- [Short exercise] Output all the material that follows, exactly as given.

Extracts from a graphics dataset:
········

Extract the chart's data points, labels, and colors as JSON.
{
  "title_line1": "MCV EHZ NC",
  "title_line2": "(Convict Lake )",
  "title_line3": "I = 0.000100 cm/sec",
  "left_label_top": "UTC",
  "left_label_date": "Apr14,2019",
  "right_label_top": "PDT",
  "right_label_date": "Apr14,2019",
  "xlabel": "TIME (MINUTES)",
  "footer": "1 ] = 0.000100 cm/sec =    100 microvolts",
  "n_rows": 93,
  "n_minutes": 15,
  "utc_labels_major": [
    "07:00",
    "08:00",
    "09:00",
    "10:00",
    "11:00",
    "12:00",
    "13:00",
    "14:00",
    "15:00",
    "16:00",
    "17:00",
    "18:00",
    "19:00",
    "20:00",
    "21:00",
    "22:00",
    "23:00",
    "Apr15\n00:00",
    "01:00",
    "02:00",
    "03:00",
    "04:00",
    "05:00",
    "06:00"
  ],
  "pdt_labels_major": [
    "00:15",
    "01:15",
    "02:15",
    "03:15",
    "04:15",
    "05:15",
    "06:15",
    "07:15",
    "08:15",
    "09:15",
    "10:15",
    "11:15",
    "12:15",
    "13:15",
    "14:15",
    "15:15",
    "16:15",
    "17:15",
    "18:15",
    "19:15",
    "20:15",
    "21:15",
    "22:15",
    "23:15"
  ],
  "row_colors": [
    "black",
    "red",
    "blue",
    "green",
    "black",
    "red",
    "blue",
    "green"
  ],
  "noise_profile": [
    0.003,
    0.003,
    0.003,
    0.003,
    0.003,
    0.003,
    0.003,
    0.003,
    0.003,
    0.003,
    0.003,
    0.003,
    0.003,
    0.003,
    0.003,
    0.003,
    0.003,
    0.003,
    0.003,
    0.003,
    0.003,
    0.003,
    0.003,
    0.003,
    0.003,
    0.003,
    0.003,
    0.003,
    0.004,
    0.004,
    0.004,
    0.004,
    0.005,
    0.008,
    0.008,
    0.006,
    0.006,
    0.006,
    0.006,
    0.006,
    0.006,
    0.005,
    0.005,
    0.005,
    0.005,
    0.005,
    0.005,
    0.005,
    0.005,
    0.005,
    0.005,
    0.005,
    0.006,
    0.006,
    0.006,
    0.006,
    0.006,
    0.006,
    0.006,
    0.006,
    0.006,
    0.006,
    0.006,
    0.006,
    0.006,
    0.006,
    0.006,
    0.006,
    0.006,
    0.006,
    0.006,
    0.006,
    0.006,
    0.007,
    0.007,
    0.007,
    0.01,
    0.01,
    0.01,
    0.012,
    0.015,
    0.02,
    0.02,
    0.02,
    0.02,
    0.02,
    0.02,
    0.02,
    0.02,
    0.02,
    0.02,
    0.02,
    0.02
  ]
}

········

- [Solution to this problem]
Extract the chart's data points, labels, and colors as JSON.
{
  "title_line1": "MCV EHZ NC",
  "title_line2": "(Convict Lake )",
  "title_line3": "I = 0.000100 cm/sec",
  "left_label_top": "UTC",
  "left_label_date": "Apr14,2019",
  "right_label_top": "PDT",
  "right_label_date": "Apr14,2019",
  "xlabel": "TIME (MINUTES)",
  "footer": "1 ] = 0.000100 cm/sec =    100 microvolts",
  "n_rows": 93,
  "n_minutes": 15,
  "utc_labels_major": [
    "07:00",
    "08:00",
    "09:00",
    "10:00",
    "11:00",
    "12:00",
    "13:00",
    "14:00",
    "15:00",
    "16:00",
    "17:00",
    "18:00",
    "19:00",
    "20:00",
    "21:00",
    "22:00",
    "23:00",
    "Apr15\n00:00",
    "01:00",
    "02:00",
    "03:00",
    "04:00",
    "05:00",
    "06:00"
  ],
  "pdt_labels_major": [
    "00:15",
    "01:15",
    "02:15",
    "03:15",
    "04:15",
    "05:15",
    "06:15",
    "07:15",
    "08:15",
    "09:15",
    "10:15",
    "11:15",
    "12:15",
    "13:15",
    "14:15",
    "15:15",
    "16:15",
    "17:15",
    "18:15",
    "19:15",
    "20:15",
    "21:15",
    "22:15",
    "23:15"
  ],
  "row_colors": [
    "black",
    "red",
    "blue",
    "green",
    "black",
    "red",
    "blue",
    "green"
  ],
  "noise_profile": [
    0.003,
    0.003,
    0.003,
    0.003,
    0.003,
    0.003,
    0.003,
    0.003,
    0.003,
    0.003,
    0.003,
    0.003,
    0.003,
    0.003,
    0.003,
    0.003,
    0.003,
    0.003,
    0.003,
    0.003,
    0.003,
    0.003,
    0.003,
    0.003,
    0.003,
    0.003,
    0.003,
    0.003,
    0.004,
    0.004,
    0.004,
    0.004,
    0.005,
    0.008,
    0.008,
    0.006,
    0.006,
    0.006,
    0.006,
    0.006,
    0.006,
    0.005,
    0.005,
    0.005,
    0.005,
    0.005,
    0.005,
    0.005,
    0.005,
    0.005,
    0.005,
    0.005,
    0.006,
    0.006,
    0.006,
    0.006,
    0.006,
    0.006,
    0.006,
    0.006,
    0.006,
    0.006,
    0.006,
    0.006,
    0.006,
    0.006,
    0.006,
    0.006,
    0.006,
    0.006,
    0.006,
    0.006,
    0.006,
    0.007,
    0.007,
    0.007,
    0.01,
    0.01,
    0.01,
    0.012,
    0.015,
    0.02,
    0.02,
    0.02,
    0.02,
    0.02,
    0.02,
    0.02,
    0.02,
    0.02,
    0.02,
    0.02,
    0.02
  ]
}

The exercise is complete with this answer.